— start of Data supplied —

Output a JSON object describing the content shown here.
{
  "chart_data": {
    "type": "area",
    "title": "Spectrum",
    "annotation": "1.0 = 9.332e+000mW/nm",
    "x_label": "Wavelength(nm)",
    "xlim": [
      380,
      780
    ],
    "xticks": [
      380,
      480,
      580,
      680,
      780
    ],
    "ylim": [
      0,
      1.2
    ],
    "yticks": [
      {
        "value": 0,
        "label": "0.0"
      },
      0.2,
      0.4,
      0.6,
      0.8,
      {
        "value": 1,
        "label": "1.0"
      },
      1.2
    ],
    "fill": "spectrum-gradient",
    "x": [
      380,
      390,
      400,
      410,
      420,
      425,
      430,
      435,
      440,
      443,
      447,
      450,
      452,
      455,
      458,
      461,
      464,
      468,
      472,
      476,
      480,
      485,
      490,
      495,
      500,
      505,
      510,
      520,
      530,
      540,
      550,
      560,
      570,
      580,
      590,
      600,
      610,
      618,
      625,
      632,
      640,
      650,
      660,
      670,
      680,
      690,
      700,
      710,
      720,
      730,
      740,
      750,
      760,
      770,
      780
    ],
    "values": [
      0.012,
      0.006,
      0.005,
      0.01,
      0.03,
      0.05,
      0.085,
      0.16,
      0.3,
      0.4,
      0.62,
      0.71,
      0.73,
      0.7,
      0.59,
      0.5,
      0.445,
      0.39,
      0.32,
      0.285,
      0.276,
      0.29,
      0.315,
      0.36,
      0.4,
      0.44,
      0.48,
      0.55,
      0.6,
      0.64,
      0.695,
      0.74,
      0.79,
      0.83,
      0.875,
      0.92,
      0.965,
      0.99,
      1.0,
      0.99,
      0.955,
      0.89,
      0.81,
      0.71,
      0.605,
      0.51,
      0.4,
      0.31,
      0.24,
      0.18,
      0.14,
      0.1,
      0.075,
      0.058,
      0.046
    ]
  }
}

— end of Data supplied —

◆ Exercise aim: Quote every line of the data, word for word.

◆ Task response:
Output a JSON object describing the content shown here.
{
  "chart_data": {
    "type": "area",
    "title": "Spectrum",
    "annotation": "1.0 = 9.332e+000mW/nm",
    "x_label": "Wavelength(nm)",
    "xlim": [
      380,
      780
    ],
    "xticks": [
      380,
      480,
      580,
      680,
      780
    ],
    "ylim": [
      0,
      1.2
    ],
    "yticks": [
      {
        "value": 0,
        "label": "0.0"
      },
      0.2,
      0.4,
      0.6,
      0.8,
      {
        "value": 1,
        "label": "1.0"
      },
      1.2
    ],
    "fill": "spectrum-gradient",
    "x": [
      380,
      390,
      400,
      410,
      420,
      425,
      430,
      435,
      440,
      443,
      447,
      450,
      452,
      455,
      458,
      461,
      464,
      468,
      472,
      476,
      480,
      485,
      490,
      495,
      500,
      505,
      510,
      520,
      530,
      540,
      550,
      560,
      570,
      580,
      590,
      600,
      610,
      618,
      625,
      632,
      640,
      650,
      660,
      670,
      680,
      690,
      700,
      710,
      720,
      730,
      740,
      750,
      760,
      770,
      780
    ],
    "values": [
      0.012,
      0.006,
      0.005,
      0.01,
      0.03,
      0.05,
      0.085,
      0.16,
      0.3,
      0.4,
      0.62,
      0.71,
      0.73,
      0.7,
      0.59,
      0.5,
      0.445,
      0.39,
      0.32,
      0.285,
      0.276,
      0.29,
      0.315,
      0.36,
      0.4,
      0.44,
      0.48,
      0.55,
      0.6,
      0.64,
      0.695,
      0.74,
      0.79,
      0.83,
      0.875,
      0.92,
      0.965,
      0.99,
      1.0,
      0.99,
      0.955,
      0.89,
      0.81,
      0.71,
      0.605,
      0.51,
      0.4,
      0.31,
      0.24,
      0.18,
      0.14,
      0.1,
      0.075,
      0.058,
      0.046
    ]
  }
}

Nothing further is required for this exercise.